EXTRACTED ENTRIES:

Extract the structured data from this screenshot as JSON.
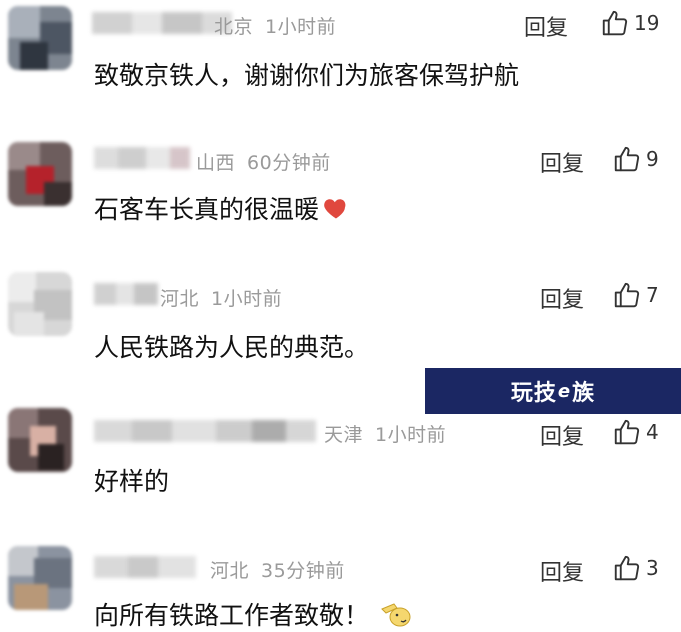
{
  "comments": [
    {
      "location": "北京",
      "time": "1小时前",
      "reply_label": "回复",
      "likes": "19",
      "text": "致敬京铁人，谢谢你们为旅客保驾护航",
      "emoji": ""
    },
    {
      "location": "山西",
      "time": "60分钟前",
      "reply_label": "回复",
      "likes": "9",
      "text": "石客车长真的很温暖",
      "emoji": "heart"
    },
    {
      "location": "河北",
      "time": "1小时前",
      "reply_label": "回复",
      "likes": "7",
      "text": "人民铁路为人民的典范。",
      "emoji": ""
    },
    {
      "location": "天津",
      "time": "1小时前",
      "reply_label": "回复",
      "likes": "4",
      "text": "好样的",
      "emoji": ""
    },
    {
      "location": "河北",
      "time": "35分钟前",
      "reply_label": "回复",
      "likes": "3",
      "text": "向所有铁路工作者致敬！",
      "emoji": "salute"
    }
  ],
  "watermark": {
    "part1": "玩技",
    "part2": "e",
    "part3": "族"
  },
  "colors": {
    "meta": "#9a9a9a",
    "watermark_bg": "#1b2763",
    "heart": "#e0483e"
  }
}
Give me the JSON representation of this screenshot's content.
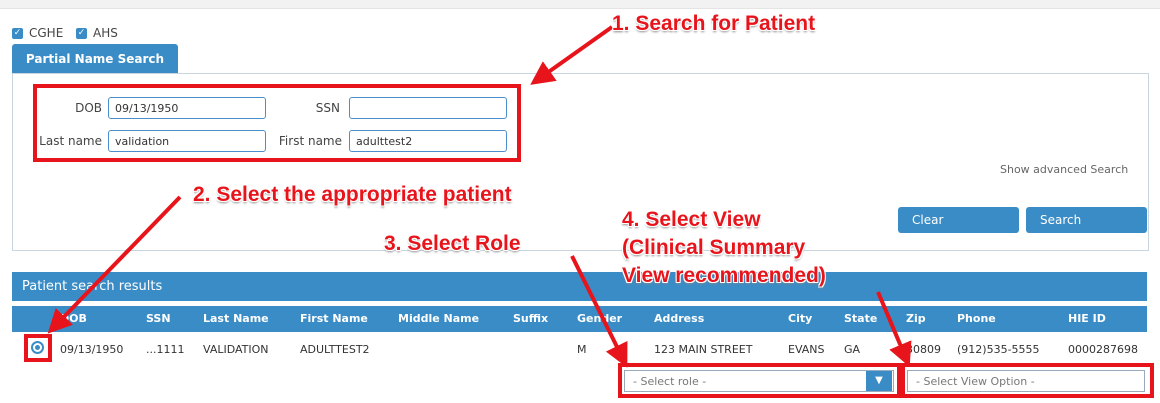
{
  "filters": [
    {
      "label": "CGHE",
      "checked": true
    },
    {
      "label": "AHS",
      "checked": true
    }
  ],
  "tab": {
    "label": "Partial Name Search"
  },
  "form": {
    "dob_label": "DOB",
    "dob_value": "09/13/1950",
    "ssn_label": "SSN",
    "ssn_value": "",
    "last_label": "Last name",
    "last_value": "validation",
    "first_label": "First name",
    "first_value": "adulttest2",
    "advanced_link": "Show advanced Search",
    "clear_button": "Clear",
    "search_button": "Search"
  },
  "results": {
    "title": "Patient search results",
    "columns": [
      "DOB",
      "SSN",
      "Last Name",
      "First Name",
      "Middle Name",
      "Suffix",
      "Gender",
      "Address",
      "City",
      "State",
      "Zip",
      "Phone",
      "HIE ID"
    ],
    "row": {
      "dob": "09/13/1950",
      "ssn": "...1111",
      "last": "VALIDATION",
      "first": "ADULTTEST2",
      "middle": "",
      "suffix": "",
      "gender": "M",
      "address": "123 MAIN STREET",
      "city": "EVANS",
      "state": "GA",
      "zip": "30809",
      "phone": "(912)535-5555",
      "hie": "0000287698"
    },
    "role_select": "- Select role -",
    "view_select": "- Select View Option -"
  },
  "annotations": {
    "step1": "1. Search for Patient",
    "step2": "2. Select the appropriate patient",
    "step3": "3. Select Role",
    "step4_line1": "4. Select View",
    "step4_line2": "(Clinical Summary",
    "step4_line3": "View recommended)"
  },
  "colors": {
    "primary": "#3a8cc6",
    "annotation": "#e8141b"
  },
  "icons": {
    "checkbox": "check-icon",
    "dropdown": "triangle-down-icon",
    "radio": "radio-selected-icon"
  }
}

SET PROBLEM:
The data should be printed again unchanged; leave its pictures out.

IN RESPONSE:
Extract the structured data from this screenshot as JSON.
{
  "comments": [
    {
      "location": "北京",
      "time": "1小时前",
      "reply_label": "回复",
      "likes": "19",
      "text": "致敬京铁人，谢谢你们为旅客保驾护航",
      "emoji": ""
    },
    {
      "location": "山西",
      "time": "60分钟前",
      "reply_label": "回复",
      "likes": "9",
      "text": "石客车长真的很温暖",
      "emoji": "heart"
    },
    {
      "location": "河北",
      "time": "1小时前",
      "reply_label": "回复",
      "likes": "7",
      "text": "人民铁路为人民的典范。",
      "emoji": ""
    },
    {
      "location": "天津",
      "time": "1小时前",
      "reply_label": "回复",
      "likes": "4",
      "text": "好样的",
      "emoji": ""
    },
    {
      "location": "河北",
      "time": "35分钟前",
      "reply_label": "回复",
      "likes": "3",
      "text": "向所有铁路工作者致敬！",
      "emoji": "salute"
    }
  ],
  "watermark": {
    "part1": "玩技",
    "part2": "e",
    "part3": "族"
  },
  "colors": {
    "meta": "#9a9a9a",
    "watermark_bg": "#1b2763",
    "heart": "#e0483e"
  }
}
Give me the JSON representation of this screenshot's content.
{
  "filters": [
    {
      "label": "CGHE",
      "checked": true
    },
    {
      "label": "AHS",
      "checked": true
    }
  ],
  "tab": {
    "label": "Partial Name Search"
  },
  "form": {
    "dob_label": "DOB",
    "dob_value": "09/13/1950",
    "ssn_label": "SSN",
    "ssn_value": "",
    "last_label": "Last name",
    "last_value": "validation",
    "first_label": "First name",
    "first_value": "adulttest2",
    "advanced_link": "Show advanced Search",
    "clear_button": "Clear",
    "search_button": "Search"
  },
  "results": {
    "title": "Patient search results",
    "columns": [
      "DOB",
      "SSN",
      "Last Name",
      "First Name",
      "Middle Name",
      "Suffix",
      "Gender",
      "Address",
      "City",
      "State",
      "Zip",
      "Phone",
      "HIE ID"
    ],
    "row": {
      "dob": "09/13/1950",
      "ssn": "...1111",
      "last": "VALIDATION",
      "first": "ADULTTEST2",
      "middle": "",
      "suffix": "",
      "gender": "M",
      "address": "123 MAIN STREET",
      "city": "EVANS",
      "state": "GA",
      "zip": "30809",
      "phone": "(912)535-5555",
      "hie": "0000287698"
    },
    "role_select": "- Select role -",
    "view_select": "- Select View Option -"
  },
  "annotations": {
    "step1": "1. Search for Patient",
    "step2": "2. Select the appropriate patient",
    "step3": "3. Select Role",
    "step4_line1": "4. Select View",
    "step4_line2": "(Clinical Summary",
    "step4_line3": "View recommended)"
  },
  "colors": {
    "primary": "#3a8cc6",
    "annotation": "#e8141b"
  },
  "icons": {
    "checkbox": "check-icon",
    "dropdown": "triangle-down-icon",
    "radio": "radio-selected-icon"
  }
}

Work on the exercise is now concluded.